- _Work to complete_
Retype the complete listing exactly as it appears.

[Stored records]
═══

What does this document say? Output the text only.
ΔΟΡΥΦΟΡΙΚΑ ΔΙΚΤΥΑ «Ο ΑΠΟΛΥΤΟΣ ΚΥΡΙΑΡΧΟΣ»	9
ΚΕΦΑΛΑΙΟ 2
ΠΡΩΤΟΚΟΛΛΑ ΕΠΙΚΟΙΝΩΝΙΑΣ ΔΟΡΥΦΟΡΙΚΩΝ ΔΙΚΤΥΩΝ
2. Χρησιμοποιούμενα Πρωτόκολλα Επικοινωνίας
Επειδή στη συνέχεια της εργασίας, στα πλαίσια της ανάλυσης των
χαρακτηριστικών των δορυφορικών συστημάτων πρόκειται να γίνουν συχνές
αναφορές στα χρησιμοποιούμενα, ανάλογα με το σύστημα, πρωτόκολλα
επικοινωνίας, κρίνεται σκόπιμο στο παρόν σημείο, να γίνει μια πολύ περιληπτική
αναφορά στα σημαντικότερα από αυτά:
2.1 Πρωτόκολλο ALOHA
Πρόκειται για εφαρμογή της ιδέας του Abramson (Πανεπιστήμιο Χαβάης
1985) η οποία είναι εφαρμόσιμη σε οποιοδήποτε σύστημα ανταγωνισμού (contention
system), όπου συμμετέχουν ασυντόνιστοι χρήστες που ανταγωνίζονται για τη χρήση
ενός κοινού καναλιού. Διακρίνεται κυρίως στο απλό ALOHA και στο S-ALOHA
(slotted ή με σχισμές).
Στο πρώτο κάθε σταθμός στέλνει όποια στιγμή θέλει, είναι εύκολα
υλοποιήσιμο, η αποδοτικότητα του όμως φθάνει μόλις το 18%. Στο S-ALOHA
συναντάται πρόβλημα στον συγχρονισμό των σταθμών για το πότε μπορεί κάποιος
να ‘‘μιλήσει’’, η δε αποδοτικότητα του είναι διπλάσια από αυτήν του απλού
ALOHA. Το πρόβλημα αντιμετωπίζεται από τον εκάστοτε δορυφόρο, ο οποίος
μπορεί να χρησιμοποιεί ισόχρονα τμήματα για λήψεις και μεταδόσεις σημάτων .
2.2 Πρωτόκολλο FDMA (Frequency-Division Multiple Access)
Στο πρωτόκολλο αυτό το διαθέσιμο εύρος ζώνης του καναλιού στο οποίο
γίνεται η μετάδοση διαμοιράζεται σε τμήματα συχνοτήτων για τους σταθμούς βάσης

═══

- _Written solution_
What does this document say? Output the text only.
ΔΟΡΥΦΟΡΙΚΑ ΔΙΚΤΥΑ «Ο ΑΠΟΛΥΤΟΣ ΚΥΡΙΑΡΧΟΣ»	9
ΚΕΦΑΛΑΙΟ 2
ΠΡΩΤΟΚΟΛΛΑ ΕΠΙΚΟΙΝΩΝΙΑΣ ΔΟΡΥΦΟΡΙΚΩΝ ΔΙΚΤΥΩΝ
2. Χρησιμοποιούμενα Πρωτόκολλα Επικοινωνίας
Επειδή στη συνέχεια της εργασίας, στα πλαίσια της ανάλυσης των
χαρακτηριστικών των δορυφορικών συστημάτων πρόκειται να γίνουν συχνές
αναφορές στα χρησιμοποιούμενα, ανάλογα με το σύστημα, πρωτόκολλα
επικοινωνίας, κρίνεται σκόπιμο στο παρόν σημείο, να γίνει μια πολύ περιληπτική
αναφορά στα σημαντικότερα από αυτά:
2.1 Πρωτόκολλο ALOHA
Πρόκειται για εφαρμογή της ιδέας του Abramson (Πανεπιστήμιο Χαβάης
1985) η οποία είναι εφαρμόσιμη σε οποιοδήποτε σύστημα ανταγωνισμού (contention
system), όπου συμμετέχουν ασυντόνιστοι χρήστες που ανταγωνίζονται για τη χρήση
ενός κοινού καναλιού. Διακρίνεται κυρίως στο απλό ALOHA και στο S-ALOHA
(slotted ή με σχισμές).
Στο πρώτο κάθε σταθμός στέλνει όποια στιγμή θέλει, είναι εύκολα
υλοποιήσιμο, η αποδοτικότητα του όμως φθάνει μόλις το 18%. Στο S-ALOHA
συναντάται πρόβλημα στον συγχρονισμό των σταθμών για το πότε μπορεί κάποιος
να ‘‘μιλήσει’’, η δε αποδοτικότητα του είναι διπλάσια από αυτήν του απλού
ALOHA. Το πρόβλημα αντιμετωπίζεται από τον εκάστοτε δορυφόρο, ο οποίος
μπορεί να χρησιμοποιεί ισόχρονα τμήματα για λήψεις και μεταδόσεις σημάτων .
2.2 Πρωτόκολλο FDMA (Frequency-Division Multiple Access)
Στο πρωτόκολλο αυτό το διαθέσιμο εύρος ζώνης του καναλιού στο οποίο
γίνεται η μετάδοση διαμοιράζεται σε τμήματα συχνοτήτων για τους σταθμούς βάσης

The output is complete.